▶ EXERCISE TASKS:
#1 Answer these questions about the Young Jedi Knights text:
(a) During which years was the series published?
(b) How many novels was the series originally intended to cover?
(c) Which dark Jedi do the young Jedi Knights fight in the first plot arc?
#2 Write a continuation of the Young Jedi Knights text, starting after its last sentence.
BEGIN TEXT SHOWN
= Young Jedi Knights =

Star Wars fiction series by Kevin J. Anderson and Rebecca Moesta

Young Jedi Knights is a Star Wars young adult fiction series by science fiction writer Kevin J. Anderson and his wife Rebecca Moesta. It was published from 1995 to 1998. It covers the Jedi training of Jacen and Jaina Solo, the twin children of Han Solo and Leia Organa Solo. The series begins 23 years ABY (After the Battle of Yavin), when the twins are fourteen years old.

Originally intended to cover six novels, the series eventually stretched to fourteen volumes. Another volume was added in 2003 titled Jedi Shadow, which featured the first three books. It spanned three distinct plot arcs:
1. The first plot arc covers the young Jedi Knights' fight against the dark Jedi Brakiss and his Shadow Academy, which eventually builds in strength enough to attack the Jedi academy on Yavin 4. This plot arc also introduces the twins, as well as other supporting characters.
END TEXT SHOWN
BEGIN RECORDS SHOWN
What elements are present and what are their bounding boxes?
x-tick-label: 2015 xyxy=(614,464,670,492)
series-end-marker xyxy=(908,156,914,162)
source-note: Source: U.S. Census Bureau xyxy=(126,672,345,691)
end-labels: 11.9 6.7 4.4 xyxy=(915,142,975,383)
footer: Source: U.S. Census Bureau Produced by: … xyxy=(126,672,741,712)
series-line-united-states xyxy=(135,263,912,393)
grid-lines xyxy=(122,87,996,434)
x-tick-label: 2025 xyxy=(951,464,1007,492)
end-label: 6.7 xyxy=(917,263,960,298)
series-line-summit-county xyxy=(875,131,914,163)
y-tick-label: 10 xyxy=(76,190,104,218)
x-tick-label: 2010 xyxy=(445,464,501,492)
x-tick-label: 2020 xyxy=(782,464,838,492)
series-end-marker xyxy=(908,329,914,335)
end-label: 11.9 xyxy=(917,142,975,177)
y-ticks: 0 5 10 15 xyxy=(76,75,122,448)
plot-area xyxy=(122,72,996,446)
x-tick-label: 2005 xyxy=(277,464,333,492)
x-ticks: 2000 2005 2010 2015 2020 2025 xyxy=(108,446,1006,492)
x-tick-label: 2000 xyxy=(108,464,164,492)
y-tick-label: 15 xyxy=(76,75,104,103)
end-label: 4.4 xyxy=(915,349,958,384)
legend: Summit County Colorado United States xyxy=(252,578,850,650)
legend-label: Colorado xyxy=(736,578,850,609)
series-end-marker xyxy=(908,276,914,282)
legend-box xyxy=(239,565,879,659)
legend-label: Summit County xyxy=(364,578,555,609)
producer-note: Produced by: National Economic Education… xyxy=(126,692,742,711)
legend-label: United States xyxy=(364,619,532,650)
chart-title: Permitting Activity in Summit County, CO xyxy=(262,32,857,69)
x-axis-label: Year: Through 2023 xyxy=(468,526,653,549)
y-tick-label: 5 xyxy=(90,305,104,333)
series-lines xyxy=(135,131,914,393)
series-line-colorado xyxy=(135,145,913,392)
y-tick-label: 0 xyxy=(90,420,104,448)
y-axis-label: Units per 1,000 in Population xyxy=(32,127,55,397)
END RECORDS SHOWN
▶ TASK-BY-TASK OUTPUTS:
#1
(a) 1995 to 1998
(b) Six
(c) Brakiss

#2
2. The series became popular enough to support a second plot arc, consisting of the novels Shards of Alderaan to The Emperor's Plague. This series deals with the young Jedi Knights' fight against the Diversity Alliance, a group of non-humans seeking to take down the New Republic.
3. The final three-part series details the young Jedi Knights' relationship with Anja Gallandro, the daughter of Gallandro, a gunslinger who died while fighting Han Solo a long time ago.

Because it is geared towards younger readers, the Young Jedi Knights series tackles issues such as racism and drug abuse that are relevant in both the Star Wars universe and the real world. It is also notable for introducing a new generation of Jedi who are featured heavily in later series such as the New Jedi Order, Dark Nest, and Legacy of the Force.

==Characters==
- Jacen Solo
  Age: 14-16: Lightsaber: green: Personality: kind, philosophical, humorous.: Description: Jacen is the son of Han Solo and Leia Organa Solo. He has youseld brown hair.
- Jaina Solo
  The teenage daughter of Han Solo and Leia Organa Solo. Like her father, Jaina is a talented pilot and mechanic.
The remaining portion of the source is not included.